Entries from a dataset
-- start --

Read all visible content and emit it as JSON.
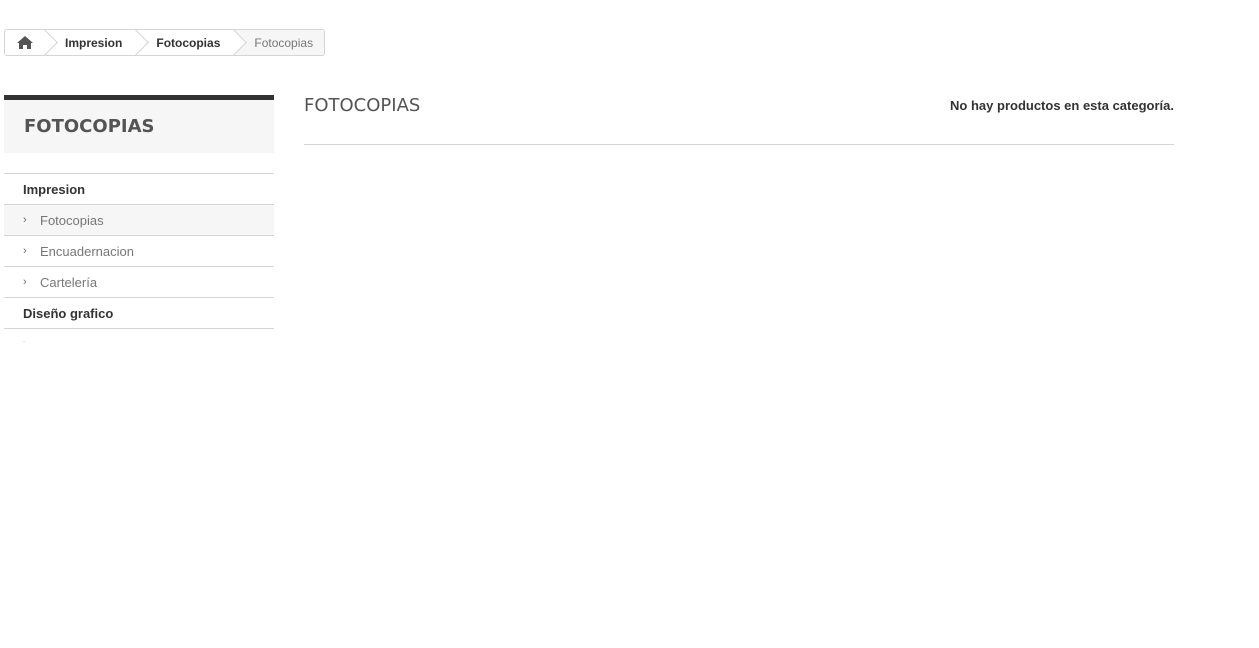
{
  "breadcrumb": {
    "home_icon": "home-icon",
    "items": [
      {
        "label": "Impresion"
      },
      {
        "label": "Fotocopias"
      },
      {
        "label": "Fotocopias"
      }
    ]
  },
  "sidebar": {
    "title": "FOTOCOPIAS",
    "categories": [
      {
        "label": "Impresion",
        "children": [
          {
            "label": "Fotocopias",
            "selected": true
          },
          {
            "label": "Encuadernacion"
          },
          {
            "label": "Cartelería"
          }
        ]
      },
      {
        "label": "Diseño grafico",
        "children": []
      }
    ]
  },
  "main": {
    "title": "FOTOCOPIAS",
    "notice": "No hay productos en esta categoría."
  },
  "colors": {
    "border": "#d6d4d4",
    "dark_bar": "#333333",
    "title_bg": "#f6f6f6"
  }
}
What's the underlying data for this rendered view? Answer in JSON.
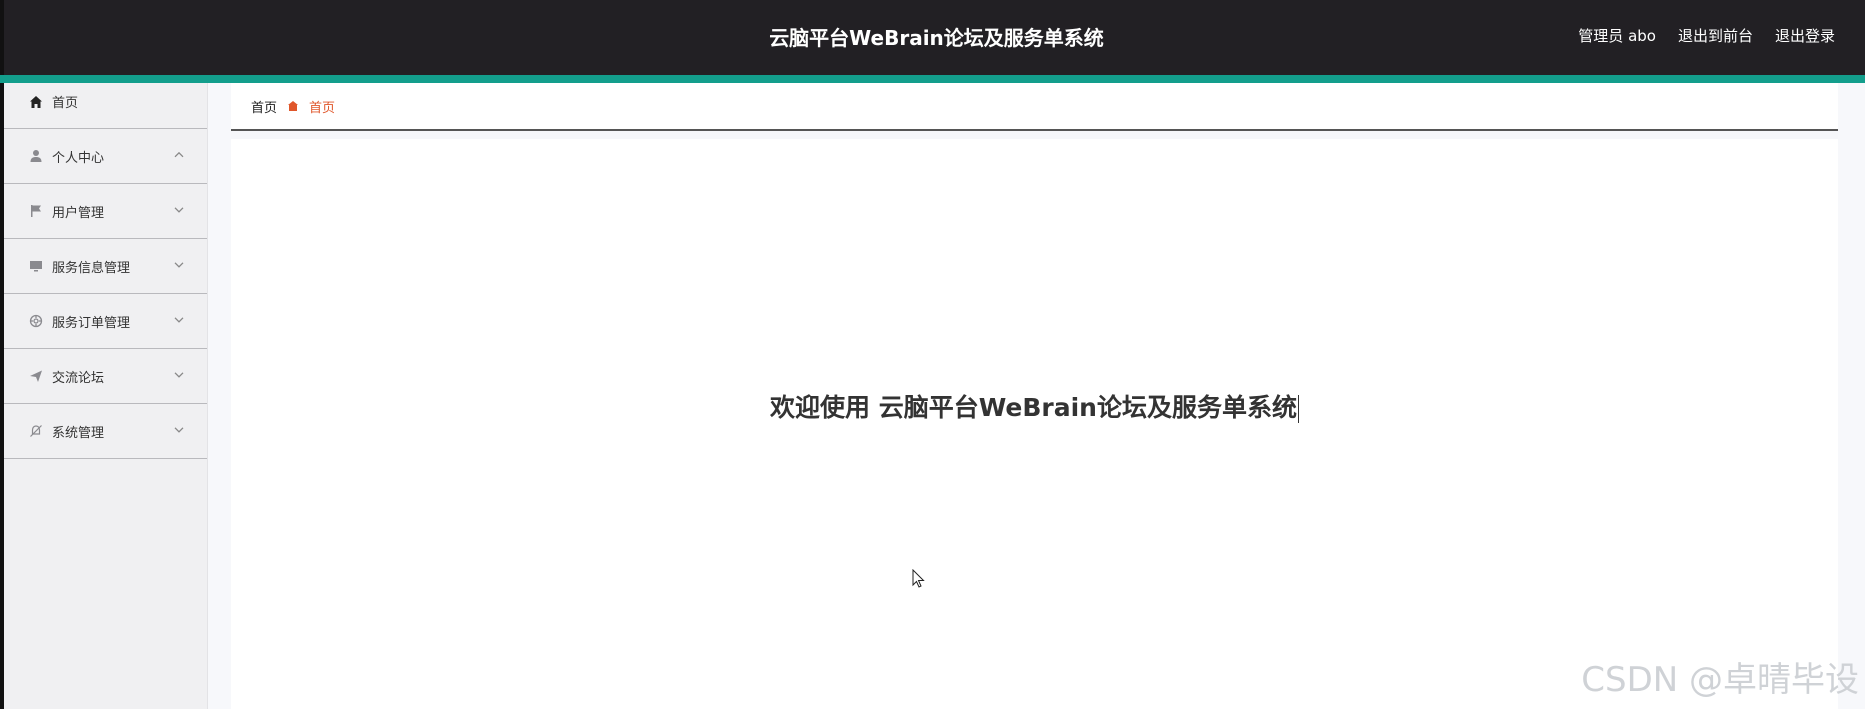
{
  "header": {
    "title": "云脑平台WeBrain论坛及服务单系统",
    "user_label": "管理员 abo",
    "front_label": "退出到前台",
    "logout_label": "退出登录"
  },
  "sidebar": {
    "items": [
      {
        "label": "首页",
        "icon": "home-icon"
      },
      {
        "label": "个人中心",
        "icon": "user-icon",
        "expanded": true
      },
      {
        "label": "用户管理",
        "icon": "flag-icon"
      },
      {
        "label": "服务信息管理",
        "icon": "monitor-icon"
      },
      {
        "label": "服务订单管理",
        "icon": "target-icon"
      },
      {
        "label": "交流论坛",
        "icon": "send-icon"
      },
      {
        "label": "系统管理",
        "icon": "bell-off-icon"
      }
    ]
  },
  "breadcrumb": {
    "home": "首页",
    "current": "首页"
  },
  "main": {
    "welcome": "欢迎使用 云脑平台WeBrain论坛及服务单系统"
  },
  "watermark": "CSDN @卓晴毕设",
  "colors": {
    "header_bg": "#222024",
    "accent": "#139e8c",
    "breadcrumb_current": "#e0572b"
  }
}
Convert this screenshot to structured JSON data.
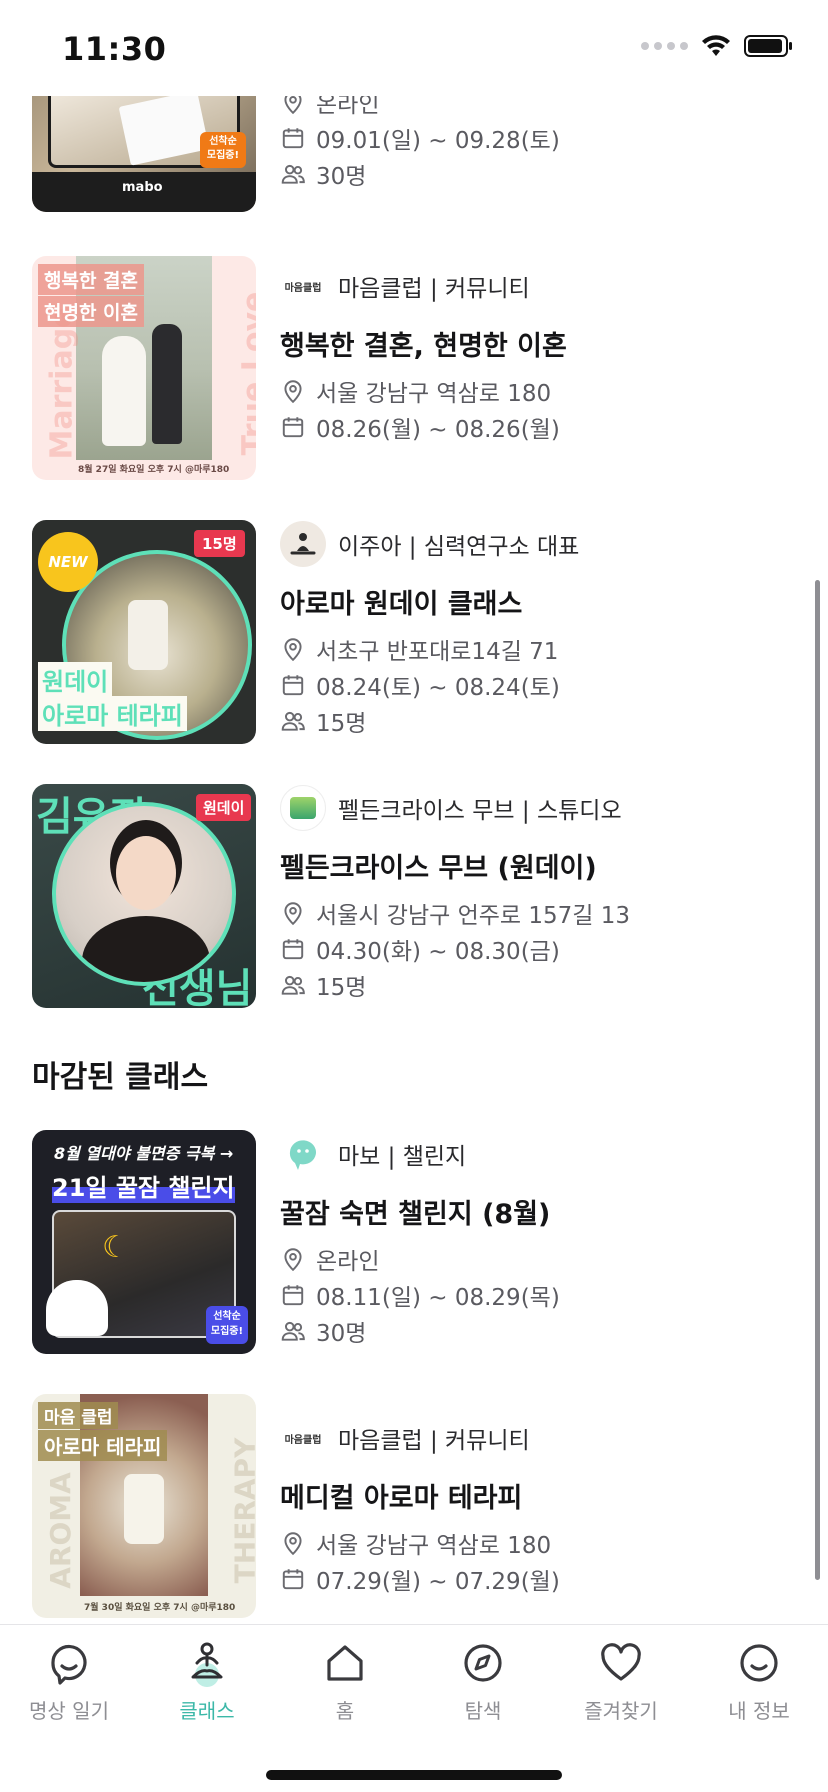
{
  "status_bar": {
    "time": "11:30"
  },
  "colors": {
    "accent": "#3cb8a8",
    "badge_red": "#e8384f",
    "badge_orange": "#f07a16",
    "badge_blue": "#4a4de8"
  },
  "cards": [
    {
      "title": "",
      "location": "온라인",
      "dates": "09.01(일) ~ 09.28(토)",
      "capacity": "30명",
      "thumb": {
        "brand": "mabo",
        "badge": "선착순 모집중!"
      }
    },
    {
      "org": "마음클럽 | 커뮤니티",
      "org_logo_text": "마음클럽",
      "title": "행복한 결혼, 현명한 이혼",
      "location": "서울 강남구 역삼로 180",
      "dates": "08.26(월) ~ 08.26(월)",
      "thumb": {
        "line1": "행복한 결혼",
        "line2": "현명한 이혼",
        "side_left": "Marriage",
        "side_right": "True Love",
        "footer": "8월 27일 화요일 오후 7시 @마루180"
      }
    },
    {
      "org": "이주아 | 심력연구소 대표",
      "title": "아로마 원데이 클래스",
      "location": "서초구 반포대로14길 71",
      "dates": "08.24(토) ~ 08.24(토)",
      "capacity": "15명",
      "thumb": {
        "new_badge": "NEW",
        "count_badge": "15명",
        "line1": "원데이",
        "line2": "아로마 테라피"
      }
    },
    {
      "org": "펠든크라이스 무브 | 스튜디오",
      "title": "펠든크라이스 무브 (원데이)",
      "location": "서울시 강남구 언주로 157길 13",
      "dates": "04.30(화) ~ 08.30(금)",
      "capacity": "15명",
      "thumb": {
        "badge": "원데이",
        "top_text": "김유진",
        "bottom_text": "선생님"
      }
    }
  ],
  "closed_section": {
    "title": "마감된 클래스",
    "cards": [
      {
        "org": "마보 | 챌린지",
        "title": "꿀잠 숙면 챌린지 (8월)",
        "location": "온라인",
        "dates": "08.11(일) ~ 08.29(목)",
        "capacity": "30명",
        "thumb": {
          "line1": "8월 열대야 불면증 극복 →",
          "line2": "21일 꿀잠 챌린지",
          "badge": "선착순 모집중!"
        }
      },
      {
        "org": "마음클럽 | 커뮤니티",
        "org_logo_text": "마음클럽",
        "title": "메디컬 아로마 테라피",
        "location": "서울 강남구 역삼로 180",
        "dates": "07.29(월) ~ 07.29(월)",
        "thumb": {
          "line1": "마음 클럽",
          "line2": "아로마 테라피",
          "side_left": "AROMA",
          "side_right": "THERAPY",
          "footer": "7월 30일 화요일 오후 7시 @마루180"
        }
      }
    ]
  },
  "tab_bar": {
    "tabs": [
      {
        "label": "명상 일기",
        "icon": "smile-bubble-icon"
      },
      {
        "label": "클래스",
        "icon": "meditation-icon",
        "active": true
      },
      {
        "label": "홈",
        "icon": "home-icon"
      },
      {
        "label": "탐색",
        "icon": "compass-icon"
      },
      {
        "label": "즐겨찾기",
        "icon": "heart-icon"
      },
      {
        "label": "내 정보",
        "icon": "smile-icon"
      }
    ]
  }
}
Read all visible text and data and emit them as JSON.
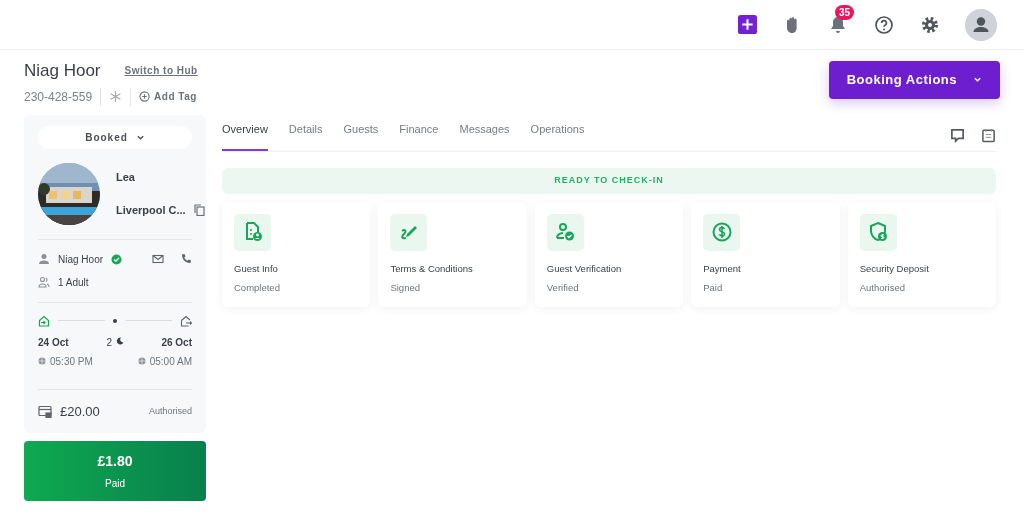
{
  "topbar": {
    "notification_count": "35"
  },
  "guest": {
    "name": "Niag Hoor",
    "switch_link": "Switch to Hub",
    "phone": "230-428-559",
    "add_tag": "Add Tag"
  },
  "booking_actions": "Booking Actions",
  "sidebar": {
    "status": "Booked",
    "property_name": "Lea",
    "property_location": "Liverpool C...",
    "guest_name": "Niag Hoor",
    "guest_verified": true,
    "guests": "1 Adult",
    "check_in_date": "24 Oct",
    "check_in_time": "05:30 PM",
    "nights": "2",
    "check_out_date": "26 Oct",
    "check_out_time": "05:00 AM",
    "deposit_amount": "£20.00",
    "deposit_status": "Authorised"
  },
  "paid": {
    "amount": "£1.80",
    "label": "Paid"
  },
  "tabs": [
    {
      "label": "Overview",
      "selected": true
    },
    {
      "label": "Details",
      "selected": false
    },
    {
      "label": "Guests",
      "selected": false
    },
    {
      "label": "Finance",
      "selected": false
    },
    {
      "label": "Messages",
      "selected": false
    },
    {
      "label": "Operations",
      "selected": false
    }
  ],
  "banner": "READY TO CHECK-IN",
  "steps": [
    {
      "kind": "document",
      "title": "Guest Info",
      "status": "Completed"
    },
    {
      "kind": "signature",
      "title": "Terms & Conditions",
      "status": "Signed"
    },
    {
      "kind": "verification",
      "title": "Guest Verification",
      "status": "Verified"
    },
    {
      "kind": "payment",
      "title": "Payment",
      "status": "Paid"
    },
    {
      "kind": "deposit",
      "title": "Security Deposit",
      "status": "Authorised"
    }
  ]
}
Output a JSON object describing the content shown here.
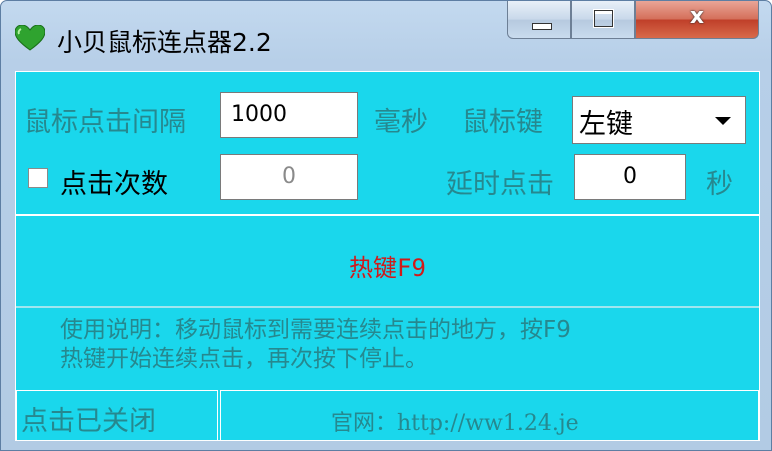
{
  "window": {
    "title": "小贝鼠标连点器2.2",
    "icon": "green-heart-icon",
    "close_glyph": "x"
  },
  "settings": {
    "interval_label": "鼠标点击间隔",
    "interval_value": "1000",
    "interval_unit": "毫秒",
    "mouse_key_label": "鼠标键",
    "mouse_key_value": "左键",
    "count_checkbox_label": "点击次数",
    "count_checked": false,
    "count_value": "0",
    "delay_label": "延时点击",
    "delay_value": "0",
    "delay_unit": "秒"
  },
  "hotkey": {
    "label": "热键F9",
    "color": "#d11a1a"
  },
  "instructions": {
    "line1": "使用说明：移动鼠标到需要连续点击的地方，按F9",
    "line2": "热键开始连续点击，再次按下停止。"
  },
  "status": {
    "state": "点击已关闭",
    "website": "官网：http://ww1.24.je"
  },
  "colors": {
    "client_background": "#1ad7ec",
    "label_text": "#26888f"
  }
}
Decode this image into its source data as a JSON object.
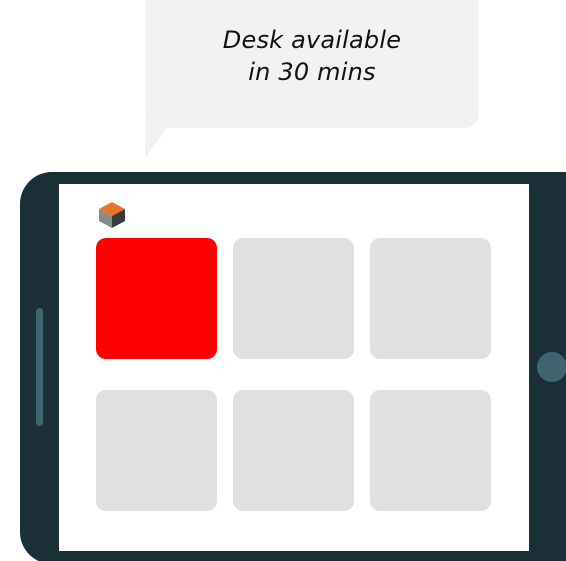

-- end --

- **Short task**: Images in the data above are to be skipped. Retype all other material exactly.

- **Finished exercise**:
Read all visible content and emit it as JSON.
{
  "breadcrumb": {
    "home_icon": "home-icon",
    "items": [
      {
        "label": "Impresion"
      },
      {
        "label": "Fotocopias"
      },
      {
        "label": "Fotocopias"
      }
    ]
  },
  "sidebar": {
    "title": "FOTOCOPIAS",
    "categories": [
      {
        "label": "Impresion",
        "children": [
          {
            "label": "Fotocopias",
            "selected": true
          },
          {
            "label": "Encuadernacion"
          },
          {
            "label": "Cartelería"
          }
        ]
      },
      {
        "label": "Diseño grafico",
        "children": []
      }
    ]
  },
  "main": {
    "title": "FOTOCOPIAS",
    "notice": "No hay productos en esta categoría."
  },
  "colors": {
    "border": "#d6d4d4",
    "dark_bar": "#333333",
    "title_bg": "#f6f6f6"
  }
}
What's the underlying data for this rendered view? Answer in JSON.
{
  "header": {
    "title": "云脑平台WeBrain论坛及服务单系统",
    "user_label": "管理员 abo",
    "front_label": "退出到前台",
    "logout_label": "退出登录"
  },
  "sidebar": {
    "items": [
      {
        "label": "首页",
        "icon": "home-icon"
      },
      {
        "label": "个人中心",
        "icon": "user-icon",
        "expanded": true
      },
      {
        "label": "用户管理",
        "icon": "flag-icon"
      },
      {
        "label": "服务信息管理",
        "icon": "monitor-icon"
      },
      {
        "label": "服务订单管理",
        "icon": "target-icon"
      },
      {
        "label": "交流论坛",
        "icon": "send-icon"
      },
      {
        "label": "系统管理",
        "icon": "bell-off-icon"
      }
    ]
  },
  "breadcrumb": {
    "home": "首页",
    "current": "首页"
  },
  "main": {
    "welcome": "欢迎使用 云脑平台WeBrain论坛及服务单系统"
  },
  "watermark": "CSDN @卓晴毕设",
  "colors": {
    "header_bg": "#222024",
    "accent": "#139e8c",
    "breadcrumb_current": "#e0572b"
  }
}
Convert this screenshot to structured JSON data.
{
  "status_bar": {
    "time": "11:30"
  },
  "colors": {
    "accent": "#3cb8a8",
    "badge_red": "#e8384f",
    "badge_orange": "#f07a16",
    "badge_blue": "#4a4de8"
  },
  "cards": [
    {
      "title": "",
      "location": "온라인",
      "dates": "09.01(일) ~ 09.28(토)",
      "capacity": "30명",
      "thumb": {
        "brand": "mabo",
        "badge": "선착순 모집중!"
      }
    },
    {
      "org": "마음클럽 | 커뮤니티",
      "org_logo_text": "마음클럽",
      "title": "행복한 결혼, 현명한 이혼",
      "location": "서울 강남구 역삼로 180",
      "dates": "08.26(월) ~ 08.26(월)",
      "thumb": {
        "line1": "행복한 결혼",
        "line2": "현명한 이혼",
        "side_left": "Marriage",
        "side_right": "True Love",
        "footer": "8월 27일 화요일 오후 7시 @마루180"
      }
    },
    {
      "org": "이주아 | 심력연구소 대표",
      "title": "아로마 원데이 클래스",
      "location": "서초구 반포대로14길 71",
      "dates": "08.24(토) ~ 08.24(토)",
      "capacity": "15명",
      "thumb": {
        "new_badge": "NEW",
        "count_badge": "15명",
        "line1": "원데이",
        "line2": "아로마 테라피"
      }
    },
    {
      "org": "펠든크라이스 무브 | 스튜디오",
      "title": "펠든크라이스 무브 (원데이)",
      "location": "서울시 강남구 언주로 157길 13",
      "dates": "04.30(화) ~ 08.30(금)",
      "capacity": "15명",
      "thumb": {
        "badge": "원데이",
        "top_text": "김유진",
        "bottom_text": "선생님"
      }
    }
  ],
  "closed_section": {
    "title": "마감된 클래스",
    "cards": [
      {
        "org": "마보 | 챌린지",
        "title": "꿀잠 숙면 챌린지 (8월)",
        "location": "온라인",
        "dates": "08.11(일) ~ 08.29(목)",
        "capacity": "30명",
        "thumb": {
          "line1": "8월 열대야 불면증 극복 →",
          "line2": "21일 꿀잠 챌린지",
          "badge": "선착순 모집중!"
        }
      },
      {
        "org": "마음클럽 | 커뮤니티",
        "org_logo_text": "마음클럽",
        "title": "메디컬 아로마 테라피",
        "location": "서울 강남구 역삼로 180",
        "dates": "07.29(월) ~ 07.29(월)",
        "thumb": {
          "line1": "마음 클럽",
          "line2": "아로마 테라피",
          "side_left": "AROMA",
          "side_right": "THERAPY",
          "footer": "7월 30일 화요일 오후 7시 @마루180"
        }
      }
    ]
  },
  "tab_bar": {
    "tabs": [
      {
        "label": "명상 일기",
        "icon": "smile-bubble-icon"
      },
      {
        "label": "클래스",
        "icon": "meditation-icon",
        "active": true
      },
      {
        "label": "홈",
        "icon": "home-icon"
      },
      {
        "label": "탐색",
        "icon": "compass-icon"
      },
      {
        "label": "즐겨찾기",
        "icon": "heart-icon"
      },
      {
        "label": "내 정보",
        "icon": "smile-icon"
      }
    ]
  }
}
Read all visible text and data and emit them as JSON.
{
  "topbar": {
    "notification_count": "35"
  },
  "guest": {
    "name": "Niag Hoor",
    "switch_link": "Switch to Hub",
    "phone": "230-428-559",
    "add_tag": "Add Tag"
  },
  "booking_actions": "Booking Actions",
  "sidebar": {
    "status": "Booked",
    "property_name": "Lea",
    "property_location": "Liverpool C...",
    "guest_name": "Niag Hoor",
    "guest_verified": true,
    "guests": "1 Adult",
    "check_in_date": "24 Oct",
    "check_in_time": "05:30 PM",
    "nights": "2",
    "check_out_date": "26 Oct",
    "check_out_time": "05:00 AM",
    "deposit_amount": "£20.00",
    "deposit_status": "Authorised"
  },
  "paid": {
    "amount": "£1.80",
    "label": "Paid"
  },
  "tabs": [
    {
      "label": "Overview",
      "selected": true
    },
    {
      "label": "Details",
      "selected": false
    },
    {
      "label": "Guests",
      "selected": false
    },
    {
      "label": "Finance",
      "selected": false
    },
    {
      "label": "Messages",
      "selected": false
    },
    {
      "label": "Operations",
      "selected": false
    }
  ],
  "banner": "READY TO CHECK-IN",
  "steps": [
    {
      "kind": "document",
      "title": "Guest Info",
      "status": "Completed"
    },
    {
      "kind": "signature",
      "title": "Terms & Conditions",
      "status": "Signed"
    },
    {
      "kind": "verification",
      "title": "Guest Verification",
      "status": "Verified"
    },
    {
      "kind": "payment",
      "title": "Payment",
      "status": "Paid"
    },
    {
      "kind": "deposit",
      "title": "Security Deposit",
      "status": "Authorised"
    }
  ]
}
Output a JSON object describing the content shown here.
{
  "window": {
    "title": "小贝鼠标连点器2.2",
    "icon": "green-heart-icon",
    "close_glyph": "x"
  },
  "settings": {
    "interval_label": "鼠标点击间隔",
    "interval_value": "1000",
    "interval_unit": "毫秒",
    "mouse_key_label": "鼠标键",
    "mouse_key_value": "左键",
    "count_checkbox_label": "点击次数",
    "count_checked": false,
    "count_value": "0",
    "delay_label": "延时点击",
    "delay_value": "0",
    "delay_unit": "秒"
  },
  "hotkey": {
    "label": "热键F9",
    "color": "#d11a1a"
  },
  "instructions": {
    "line1": "使用说明：移动鼠标到需要连续点击的地方，按F9",
    "line2": "热键开始连续点击，再次按下停止。"
  },
  "status": {
    "state": "点击已关闭",
    "website": "官网：http://ww1.24.je"
  },
  "colors": {
    "client_background": "#1ad7ec",
    "label_text": "#26888f"
  }
}
Decode this image into its source data as a JSON object.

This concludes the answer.